REQUIREMENTS:
**1)** Translate into German this sentence from the Hybrid Secure Proof of Stake text: "Block rewards are constant regardless of the node reputation."
**2)** From the Hybrid Secure Proof of Stake text, reproduce verbatim the passage running from "The main concept" up to and including "the node’s reputation.".

TEXT:
--------------------

Hybrid Secure Proof of Stake

Consenus Algorithm Experimentation

The blockchain community has been experimenting with consensus algorithms since the early days of Bitcoin’s Proof of Work (PoW) consensus algorithm. Proof of Stake (PoS) has become the main body of research in the 2020s. The next phase of consensus algorithm experimentation extends the research on PoS.

In conventional PoS, the nodes with higher stake would have a higher probability of being selected for the block rewards. Block rewards are constant regardless of the node reputation. In SPoS, the nodes with higher reputation have a higher probability of being selected for the rewards.

The main concept in Hybrid Secure Proof of Stake (HSPoS) is to separate the block consensus from the block rewards. HSPoS proposes that the rewards become a function in the reputation of the node. Thus, while the node probability of being selected is based on the fungible stake, the rewards for the block is adjusted by the non-fungible reputation multiplier which is a function of the node’s reputation.

HSPoS enables a transitioning process in which traditional PoS consensus algorithms, can be used and maintained while being supplemented with SPoS characteristics and node reputation. This enables enhanced experimentation and allows a slow transitioning from PoS to SPoS.

Case Study — Casper Network

The development of HSPoS requires an examination of the needs of PoS network experimentation.

The Casper network PoS provides a prominent example of a 3rd generation blockchain with a PoS consensus algorithm that is subject to experimentation.

Platform Centralization

Developers have lost the ability to influence the direction of what they are building. Platform centralization is one of the key factors in this context. Platform centralization is particularly detrimental in the developer community because it is the developer community that brings information in from the edges of the system/society and helps form a consensus on emerging technologies for society. With only a limited ability to influence the direction of product/technology development, the developer community is less able to deploy its unique talents and skills in creating technology solutions for the greater good of humanity.

The lack of developer liberalization has negative societal ramifications. If the developer community is restrained from building technology it sees as cutting edge and beneficial for society, societies’ ability to experiment with such new technology solutions is severely hampered. Without societal experimentation with cutting-edge technology, and increasing mainstream adoption, in turn, it is more problematic to increase innovation for the greater good of society. In other words, if the developer community does not receive the support it needs in developing decentralized infrastructure solutions, society at large suffers.

Testnets as remedies to platform centralization

The Casper Network has accomplished significant improvements that address platform centralization and the resulting constraints on the developer community.

Casper has experimented with testnet environments since 2020. The Casper community established a single testnet after the Casper mainnet launch, with two incentivized testnet phases in 2021. The latest incentivized testnet ended in September 2021. The last Casper tesnet in September 2021 entailed as its single rewarding requirement the perceived uptime of the participating testnet validator node.

The early testnet days set the ideal foundation for the Shasper Network. In the early testnet days, multiple testnet upgrades had been completed and tested successfully. Importantly, the early testnet community entailed many participants who were actively sharing their knowledge and supporting other validators without expectation of profit or return favors. While some parts of the documentation were verbose and manual on purpose, to educate the operators in the process, the early testnet community created detailed and very easy-to-follow instructions for the testnet node operators, which resulted in around 950 nodes running on the network and around 200 nodes were rewarded each week.

--------------------

GIVEN DATA:

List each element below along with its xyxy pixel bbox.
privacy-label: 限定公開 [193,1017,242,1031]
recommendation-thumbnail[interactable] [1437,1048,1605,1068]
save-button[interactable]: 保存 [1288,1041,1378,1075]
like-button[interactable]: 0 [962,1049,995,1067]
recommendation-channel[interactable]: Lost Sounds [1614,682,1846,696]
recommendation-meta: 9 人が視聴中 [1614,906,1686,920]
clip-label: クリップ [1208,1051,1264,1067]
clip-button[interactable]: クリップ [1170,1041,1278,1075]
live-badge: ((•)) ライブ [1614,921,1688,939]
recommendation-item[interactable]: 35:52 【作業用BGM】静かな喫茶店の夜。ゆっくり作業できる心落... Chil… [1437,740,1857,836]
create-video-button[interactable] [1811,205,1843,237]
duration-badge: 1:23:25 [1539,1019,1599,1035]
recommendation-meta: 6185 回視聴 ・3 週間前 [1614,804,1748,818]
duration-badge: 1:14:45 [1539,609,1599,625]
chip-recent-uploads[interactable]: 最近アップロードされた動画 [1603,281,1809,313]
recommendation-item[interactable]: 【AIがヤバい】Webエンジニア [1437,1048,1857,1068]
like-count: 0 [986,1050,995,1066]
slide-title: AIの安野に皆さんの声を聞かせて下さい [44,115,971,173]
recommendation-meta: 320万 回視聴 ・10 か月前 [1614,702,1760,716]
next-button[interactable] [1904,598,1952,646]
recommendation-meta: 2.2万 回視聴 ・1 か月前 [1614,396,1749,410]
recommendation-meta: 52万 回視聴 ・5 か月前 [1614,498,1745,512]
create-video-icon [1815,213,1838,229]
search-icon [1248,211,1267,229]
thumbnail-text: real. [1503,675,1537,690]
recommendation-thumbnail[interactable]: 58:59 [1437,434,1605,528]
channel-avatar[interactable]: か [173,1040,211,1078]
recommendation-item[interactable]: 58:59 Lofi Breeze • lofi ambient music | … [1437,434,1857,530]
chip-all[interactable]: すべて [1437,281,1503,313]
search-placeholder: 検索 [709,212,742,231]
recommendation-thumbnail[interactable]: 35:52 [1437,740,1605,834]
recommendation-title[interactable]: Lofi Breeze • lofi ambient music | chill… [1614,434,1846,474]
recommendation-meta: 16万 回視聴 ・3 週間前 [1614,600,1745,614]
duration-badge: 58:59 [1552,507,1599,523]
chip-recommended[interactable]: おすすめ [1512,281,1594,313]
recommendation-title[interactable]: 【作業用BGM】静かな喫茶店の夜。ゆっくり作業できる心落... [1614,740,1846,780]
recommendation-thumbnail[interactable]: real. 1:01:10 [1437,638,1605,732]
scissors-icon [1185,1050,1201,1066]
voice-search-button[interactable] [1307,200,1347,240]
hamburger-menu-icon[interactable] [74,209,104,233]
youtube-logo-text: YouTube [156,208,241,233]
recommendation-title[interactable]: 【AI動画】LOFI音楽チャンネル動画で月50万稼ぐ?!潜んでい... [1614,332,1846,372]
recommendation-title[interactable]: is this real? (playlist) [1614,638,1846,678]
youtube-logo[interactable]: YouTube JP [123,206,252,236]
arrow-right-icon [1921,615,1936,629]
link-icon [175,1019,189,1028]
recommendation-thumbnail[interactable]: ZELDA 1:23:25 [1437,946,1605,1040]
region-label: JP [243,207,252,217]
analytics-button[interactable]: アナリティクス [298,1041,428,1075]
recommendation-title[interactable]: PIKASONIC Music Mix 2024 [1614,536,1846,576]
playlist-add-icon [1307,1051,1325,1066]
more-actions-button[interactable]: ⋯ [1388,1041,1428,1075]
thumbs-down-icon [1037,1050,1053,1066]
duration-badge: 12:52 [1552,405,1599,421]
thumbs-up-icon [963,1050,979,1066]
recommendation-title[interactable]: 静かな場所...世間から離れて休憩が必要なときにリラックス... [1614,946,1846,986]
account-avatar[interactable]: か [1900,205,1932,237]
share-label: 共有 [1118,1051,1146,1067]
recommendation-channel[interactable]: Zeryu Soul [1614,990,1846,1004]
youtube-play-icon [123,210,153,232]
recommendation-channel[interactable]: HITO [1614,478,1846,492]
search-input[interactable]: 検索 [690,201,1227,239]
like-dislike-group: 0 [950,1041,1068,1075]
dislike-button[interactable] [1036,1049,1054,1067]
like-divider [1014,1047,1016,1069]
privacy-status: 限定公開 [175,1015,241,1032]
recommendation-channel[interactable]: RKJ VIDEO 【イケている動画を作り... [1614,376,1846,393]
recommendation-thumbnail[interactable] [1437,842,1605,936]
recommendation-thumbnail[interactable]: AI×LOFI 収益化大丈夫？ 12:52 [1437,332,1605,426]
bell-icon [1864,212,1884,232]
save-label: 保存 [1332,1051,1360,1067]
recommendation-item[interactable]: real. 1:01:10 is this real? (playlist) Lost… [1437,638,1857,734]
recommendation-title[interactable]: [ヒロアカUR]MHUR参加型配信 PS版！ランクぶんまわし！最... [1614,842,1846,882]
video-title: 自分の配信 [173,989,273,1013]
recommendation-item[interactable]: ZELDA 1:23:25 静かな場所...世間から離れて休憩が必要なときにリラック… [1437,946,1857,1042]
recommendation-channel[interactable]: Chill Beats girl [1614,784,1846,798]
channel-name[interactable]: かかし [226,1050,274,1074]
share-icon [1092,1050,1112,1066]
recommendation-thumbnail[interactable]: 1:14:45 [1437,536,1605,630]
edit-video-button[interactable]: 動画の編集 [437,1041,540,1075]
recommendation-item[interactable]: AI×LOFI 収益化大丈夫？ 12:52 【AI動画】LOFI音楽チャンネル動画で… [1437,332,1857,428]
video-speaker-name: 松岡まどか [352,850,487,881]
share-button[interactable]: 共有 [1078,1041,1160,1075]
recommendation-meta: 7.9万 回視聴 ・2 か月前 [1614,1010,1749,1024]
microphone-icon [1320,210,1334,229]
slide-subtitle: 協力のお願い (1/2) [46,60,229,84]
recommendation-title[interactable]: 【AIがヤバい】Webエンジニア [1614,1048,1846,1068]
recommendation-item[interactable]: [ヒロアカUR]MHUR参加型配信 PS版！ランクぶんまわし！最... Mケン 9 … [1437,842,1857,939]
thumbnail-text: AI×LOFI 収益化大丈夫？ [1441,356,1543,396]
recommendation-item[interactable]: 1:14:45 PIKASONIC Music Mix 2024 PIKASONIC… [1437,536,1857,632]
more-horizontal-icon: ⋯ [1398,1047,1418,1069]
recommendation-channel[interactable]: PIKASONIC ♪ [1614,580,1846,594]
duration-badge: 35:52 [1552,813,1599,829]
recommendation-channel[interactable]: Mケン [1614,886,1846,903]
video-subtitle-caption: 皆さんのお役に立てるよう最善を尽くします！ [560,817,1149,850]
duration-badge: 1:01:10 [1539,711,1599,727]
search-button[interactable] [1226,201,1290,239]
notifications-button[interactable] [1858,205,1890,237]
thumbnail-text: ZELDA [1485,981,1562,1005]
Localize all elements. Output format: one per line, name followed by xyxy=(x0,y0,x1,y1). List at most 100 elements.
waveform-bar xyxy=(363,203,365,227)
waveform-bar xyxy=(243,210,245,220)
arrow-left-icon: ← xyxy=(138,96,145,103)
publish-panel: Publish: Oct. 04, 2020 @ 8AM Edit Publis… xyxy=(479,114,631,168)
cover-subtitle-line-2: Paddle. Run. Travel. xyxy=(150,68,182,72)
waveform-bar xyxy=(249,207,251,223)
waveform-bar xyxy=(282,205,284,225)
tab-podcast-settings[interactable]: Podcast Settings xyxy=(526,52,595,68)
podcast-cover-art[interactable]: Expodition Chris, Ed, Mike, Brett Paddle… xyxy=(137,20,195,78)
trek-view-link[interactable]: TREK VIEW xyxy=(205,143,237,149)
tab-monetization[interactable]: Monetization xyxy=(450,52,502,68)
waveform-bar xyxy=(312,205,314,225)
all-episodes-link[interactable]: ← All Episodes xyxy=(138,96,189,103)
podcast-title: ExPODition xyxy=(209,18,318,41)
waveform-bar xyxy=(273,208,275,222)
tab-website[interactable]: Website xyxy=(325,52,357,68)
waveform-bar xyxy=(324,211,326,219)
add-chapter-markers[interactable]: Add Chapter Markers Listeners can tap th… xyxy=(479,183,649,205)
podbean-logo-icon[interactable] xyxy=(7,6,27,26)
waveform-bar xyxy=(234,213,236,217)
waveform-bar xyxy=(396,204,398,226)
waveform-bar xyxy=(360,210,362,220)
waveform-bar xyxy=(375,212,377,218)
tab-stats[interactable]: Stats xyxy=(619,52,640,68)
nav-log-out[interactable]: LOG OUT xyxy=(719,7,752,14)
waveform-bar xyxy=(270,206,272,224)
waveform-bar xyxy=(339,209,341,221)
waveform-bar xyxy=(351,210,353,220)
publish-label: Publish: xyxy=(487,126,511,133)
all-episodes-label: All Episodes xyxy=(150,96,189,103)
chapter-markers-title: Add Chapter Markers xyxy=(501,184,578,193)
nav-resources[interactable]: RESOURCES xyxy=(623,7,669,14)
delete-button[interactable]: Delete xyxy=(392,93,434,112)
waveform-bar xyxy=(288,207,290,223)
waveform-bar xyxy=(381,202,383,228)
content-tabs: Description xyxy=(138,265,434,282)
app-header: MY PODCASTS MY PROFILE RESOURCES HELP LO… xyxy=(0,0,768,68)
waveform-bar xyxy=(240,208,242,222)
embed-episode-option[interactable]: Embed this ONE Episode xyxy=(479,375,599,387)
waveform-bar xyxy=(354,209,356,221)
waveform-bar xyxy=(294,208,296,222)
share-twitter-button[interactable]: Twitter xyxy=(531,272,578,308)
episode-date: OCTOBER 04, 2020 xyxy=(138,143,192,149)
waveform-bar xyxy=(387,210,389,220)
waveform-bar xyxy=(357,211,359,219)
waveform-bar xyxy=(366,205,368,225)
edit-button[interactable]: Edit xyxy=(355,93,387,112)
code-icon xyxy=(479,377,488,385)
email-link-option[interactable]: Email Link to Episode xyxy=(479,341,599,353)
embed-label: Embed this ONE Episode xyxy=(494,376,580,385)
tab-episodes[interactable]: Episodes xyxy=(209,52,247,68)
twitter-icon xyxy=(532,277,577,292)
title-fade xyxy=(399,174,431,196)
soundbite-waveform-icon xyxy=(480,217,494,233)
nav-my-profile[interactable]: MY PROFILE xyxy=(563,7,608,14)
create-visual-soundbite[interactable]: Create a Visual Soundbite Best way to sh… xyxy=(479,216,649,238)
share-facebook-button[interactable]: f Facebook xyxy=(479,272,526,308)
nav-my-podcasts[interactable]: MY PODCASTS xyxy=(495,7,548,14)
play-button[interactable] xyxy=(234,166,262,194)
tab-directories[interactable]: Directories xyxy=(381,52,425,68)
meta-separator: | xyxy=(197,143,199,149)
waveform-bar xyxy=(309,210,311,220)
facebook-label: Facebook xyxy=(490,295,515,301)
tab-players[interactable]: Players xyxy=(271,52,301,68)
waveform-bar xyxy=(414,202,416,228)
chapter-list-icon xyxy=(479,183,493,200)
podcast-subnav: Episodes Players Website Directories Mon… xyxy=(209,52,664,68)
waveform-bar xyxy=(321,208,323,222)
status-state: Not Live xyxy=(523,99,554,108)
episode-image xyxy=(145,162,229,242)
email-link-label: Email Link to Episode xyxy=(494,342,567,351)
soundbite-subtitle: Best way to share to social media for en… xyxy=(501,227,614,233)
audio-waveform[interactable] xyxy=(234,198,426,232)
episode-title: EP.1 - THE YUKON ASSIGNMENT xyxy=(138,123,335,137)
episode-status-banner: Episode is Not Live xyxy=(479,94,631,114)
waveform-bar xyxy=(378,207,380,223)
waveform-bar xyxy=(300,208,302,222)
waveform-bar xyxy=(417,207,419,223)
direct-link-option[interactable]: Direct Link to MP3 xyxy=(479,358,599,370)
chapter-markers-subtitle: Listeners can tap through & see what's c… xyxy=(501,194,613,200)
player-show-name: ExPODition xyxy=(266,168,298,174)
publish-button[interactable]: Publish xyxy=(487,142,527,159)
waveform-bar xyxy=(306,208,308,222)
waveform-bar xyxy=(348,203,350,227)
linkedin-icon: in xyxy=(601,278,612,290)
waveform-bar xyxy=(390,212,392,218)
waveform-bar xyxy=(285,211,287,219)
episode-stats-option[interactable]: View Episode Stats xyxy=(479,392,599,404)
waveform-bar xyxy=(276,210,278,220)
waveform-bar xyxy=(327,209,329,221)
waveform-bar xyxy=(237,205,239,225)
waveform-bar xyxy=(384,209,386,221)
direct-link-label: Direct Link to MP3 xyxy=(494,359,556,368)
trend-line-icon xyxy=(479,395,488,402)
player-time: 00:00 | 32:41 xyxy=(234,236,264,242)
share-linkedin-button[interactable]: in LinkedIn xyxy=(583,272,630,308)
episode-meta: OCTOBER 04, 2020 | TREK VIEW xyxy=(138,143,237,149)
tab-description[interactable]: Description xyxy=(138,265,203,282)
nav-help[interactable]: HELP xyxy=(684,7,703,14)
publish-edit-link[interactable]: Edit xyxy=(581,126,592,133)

--------------------

ANSWERS FOR THIS EXERCISE:
**1)** Blockbelohnungen sind unabhängig von der Reputation des Knotens konstant.

**2)**
The main concept in Hybrid Secure Proof of Stake (HSPoS) is to separate the block consensus from the block rewards. HSPoS proposes that the rewards become a function in the reputation of the node. Thus, while the node probability of being selected is based on the fungible stake, the rewards for the block is adjusted by the non-fungible reputation multiplier which is a function of the node’s reputation.